→ Goal: Skip the pictures. Transcribe the rest of the data below without changing a word.

***** Provided data *****

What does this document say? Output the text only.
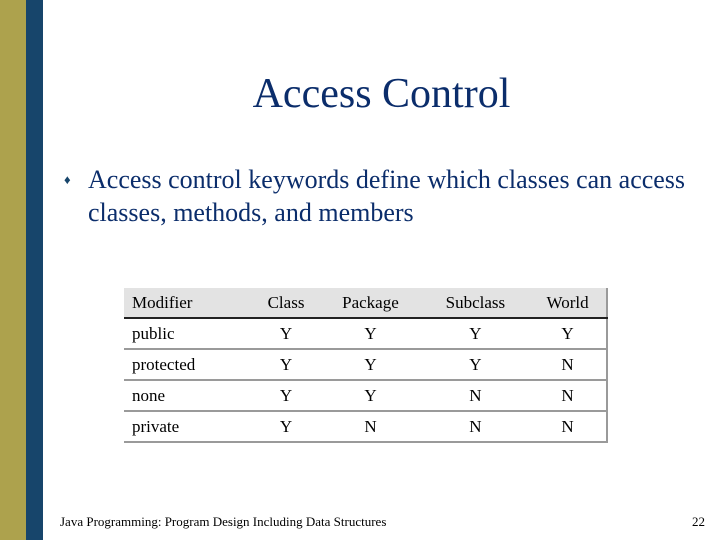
Access Control
♦ Access control keywords define which classes can access classes, methods, and members
Modifier	Class	Package	Subclass	World
public	Y	Y	Y	Y
protected	Y	Y	Y	N
none	Y	Y	N	N
private	Y	N	N	N
Java Programming: Program Design Including Data Structures	22
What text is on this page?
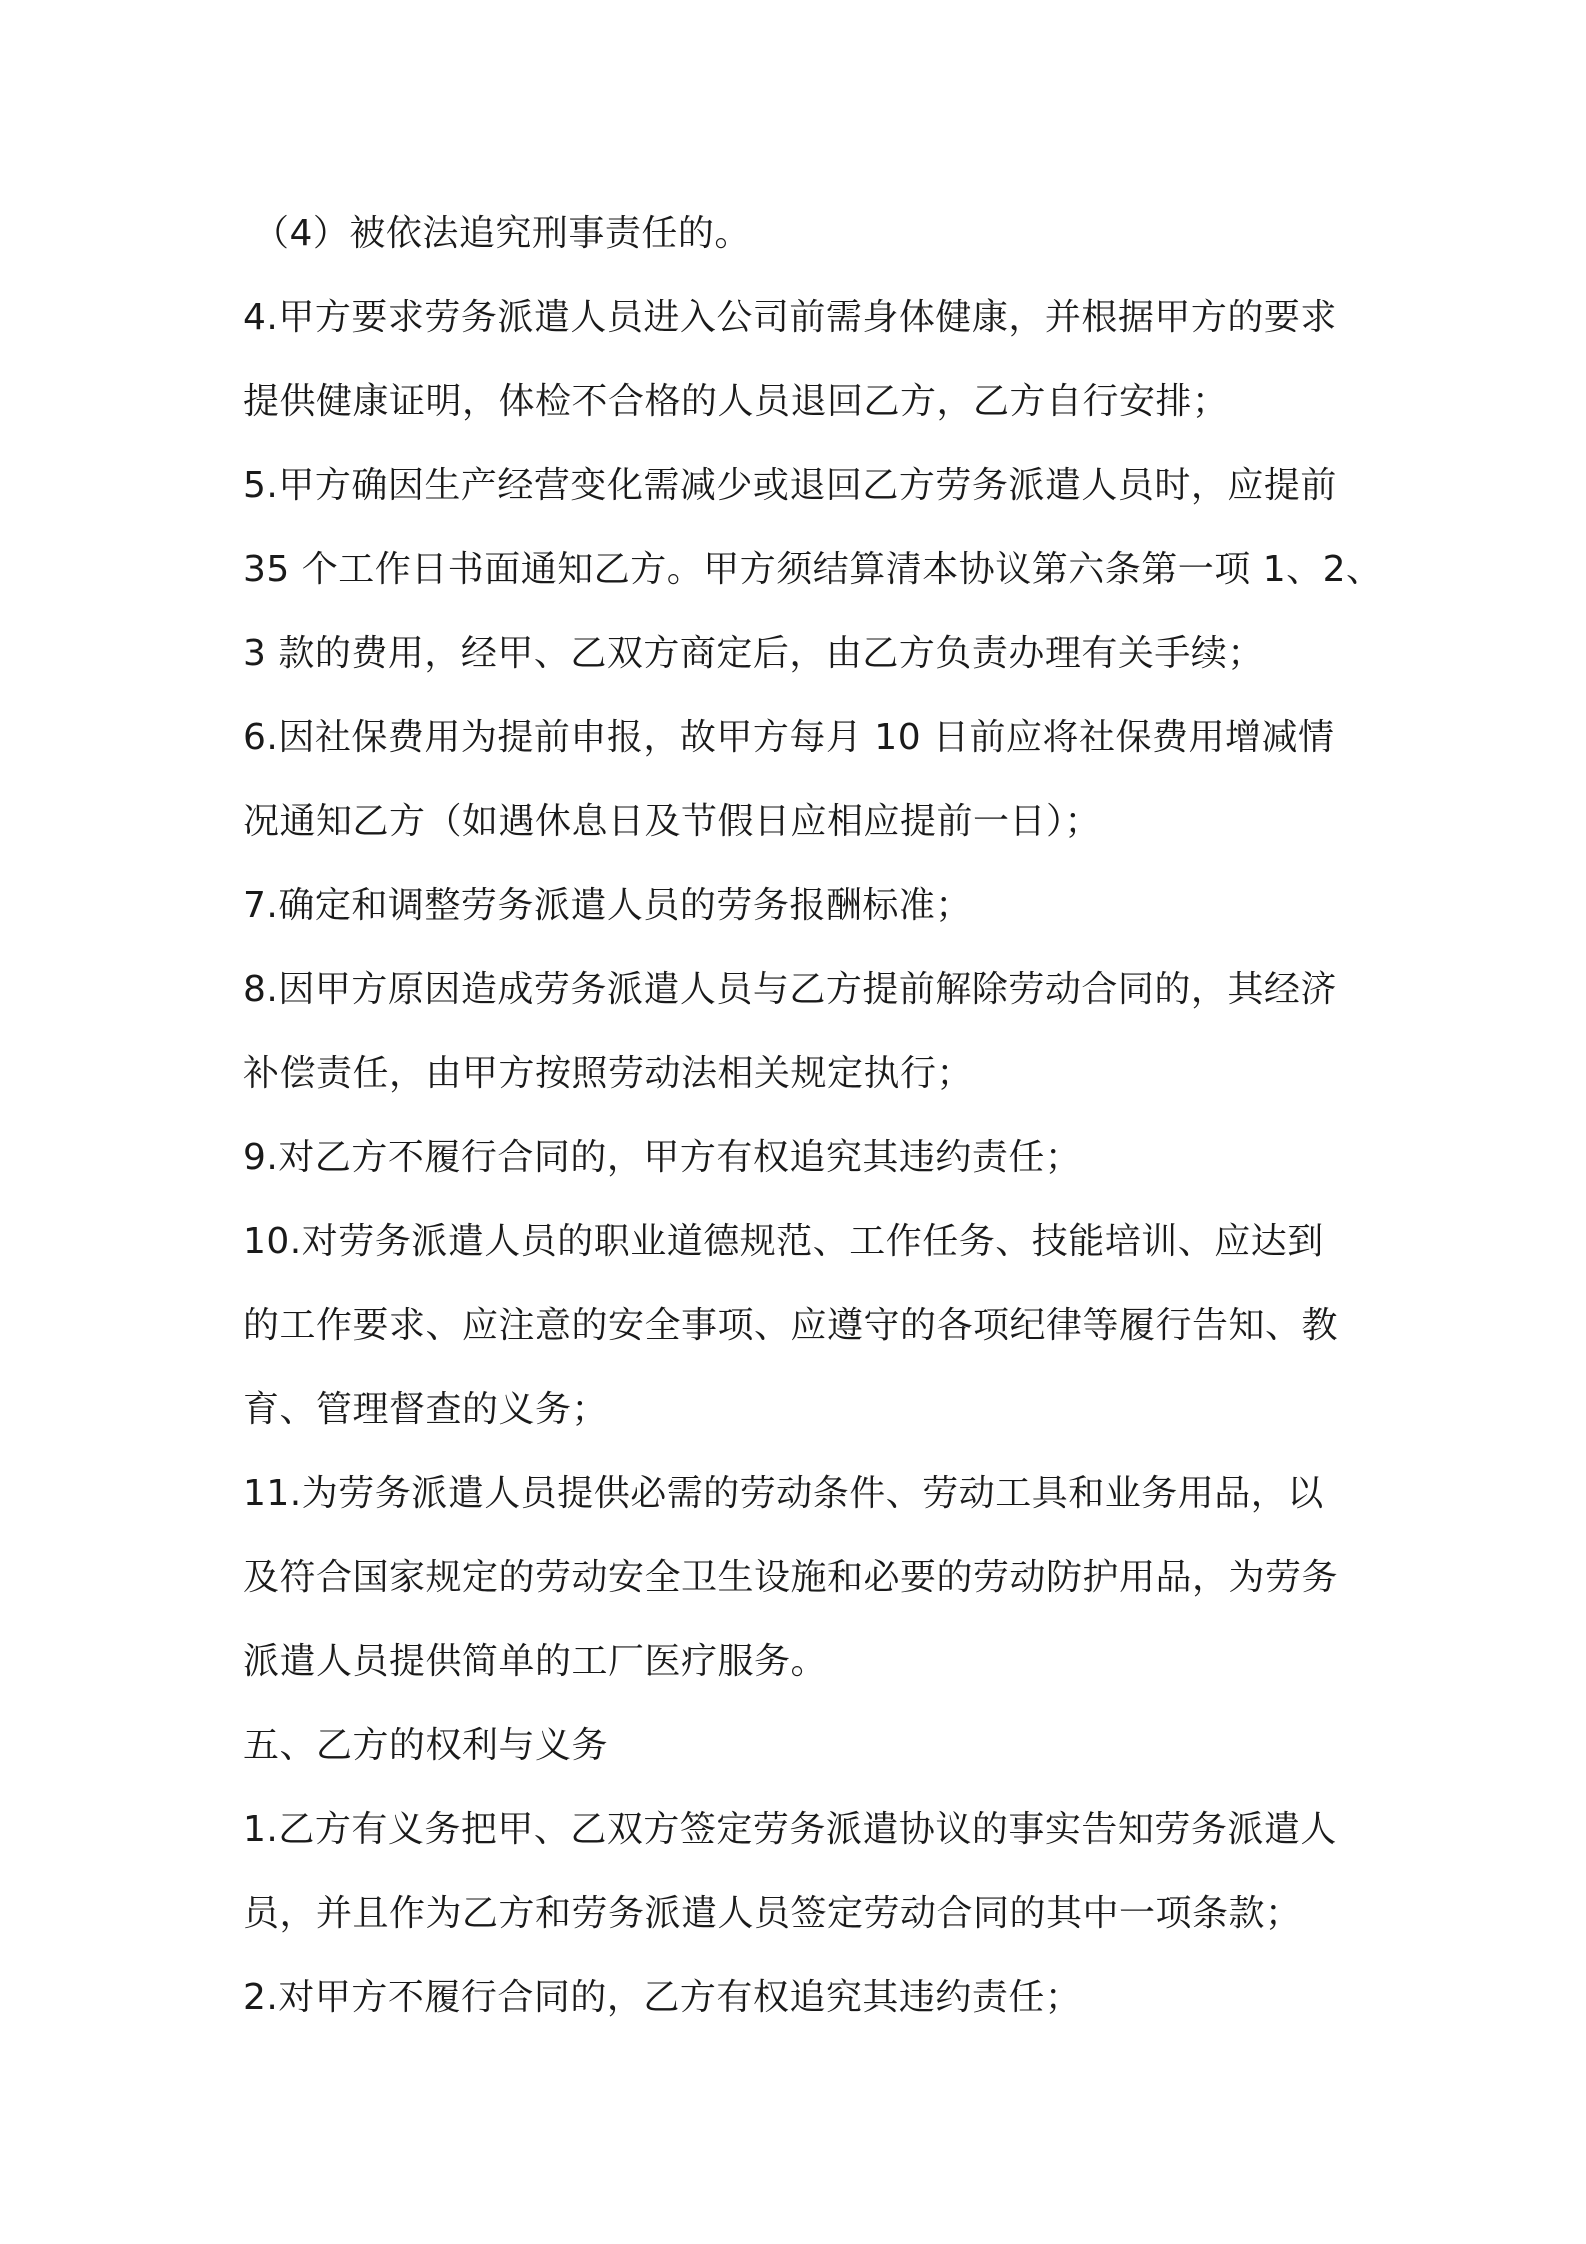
（4）被依法追究刑事责任的。
4.甲方要求劳务派遣人员进入公司前需身体健康，并根据甲方的要求
提供健康证明，体检不合格的人员退回乙方，乙方自行安排；
5.甲方确因生产经营变化需减少或退回乙方劳务派遣人员时，应提前
35 个工作日书面通知乙方。甲方须结算清本协议第六条第一项 1、2、
3 款的费用，经甲、乙双方商定后，由乙方负责办理有关手续；
6.因社保费用为提前申报，故甲方每月 10 日前应将社保费用增减情
况通知乙方（如遇休息日及节假日应相应提前一日）；
7.确定和调整劳务派遣人员的劳务报酬标准；
8.因甲方原因造成劳务派遣人员与乙方提前解除劳动合同的，其经济
补偿责任，由甲方按照劳动法相关规定执行；
9.对乙方不履行合同的，甲方有权追究其违约责任；
10.对劳务派遣人员的职业道德规范、工作任务、技能培训、应达到
的工作要求、应注意的安全事项、应遵守的各项纪律等履行告知、教
育、管理督查的义务；
11.为劳务派遣人员提供必需的劳动条件、劳动工具和业务用品，以
及符合国家规定的劳动安全卫生设施和必要的劳动防护用品，为劳务
派遣人员提供简单的工厂医疗服务。
五、乙方的权利与义务
1.乙方有义务把甲、乙双方签定劳务派遣协议的事实告知劳务派遣人
员，并且作为乙方和劳务派遣人员签定劳动合同的其中一项条款；
2.对甲方不履行合同的，乙方有权追究其违约责任；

*****

→ Solution for this task:
What does this document say? Output the text only.
Access Control
♦ Access control keywords define which classes can access classes, methods, and members
Modifier	Class	Package	Subclass	World
public	Y	Y	Y	Y
protected	Y	Y	Y	N
none	Y	Y	N	N
private	Y	N	N	N
Java Programming: Program Design Including Data Structures	22
What text is on this page?
（4）被依法追究刑事责任的。
4.甲方要求劳务派遣人员进入公司前需身体健康，并根据甲方的要求
提供健康证明，体检不合格的人员退回乙方，乙方自行安排；
5.甲方确因生产经营变化需减少或退回乙方劳务派遣人员时，应提前
35 个工作日书面通知乙方。甲方须结算清本协议第六条第一项 1、2、
3 款的费用，经甲、乙双方商定后，由乙方负责办理有关手续；
6.因社保费用为提前申报，故甲方每月 10 日前应将社保费用增减情
况通知乙方（如遇休息日及节假日应相应提前一日）；
7.确定和调整劳务派遣人员的劳务报酬标准；
8.因甲方原因造成劳务派遣人员与乙方提前解除劳动合同的，其经济
补偿责任，由甲方按照劳动法相关规定执行；
9.对乙方不履行合同的，甲方有权追究其违约责任；
10.对劳务派遣人员的职业道德规范、工作任务、技能培训、应达到
的工作要求、应注意的安全事项、应遵守的各项纪律等履行告知、教
育、管理督查的义务；
11.为劳务派遣人员提供必需的劳动条件、劳动工具和业务用品，以
及符合国家规定的劳动安全卫生设施和必要的劳动防护用品，为劳务
派遣人员提供简单的工厂医疗服务。
五、乙方的权利与义务
1.乙方有义务把甲、乙双方签定劳务派遣协议的事实告知劳务派遣人
员，并且作为乙方和劳务派遣人员签定劳动合同的其中一项条款；
2.对甲方不履行合同的，乙方有权追究其违约责任；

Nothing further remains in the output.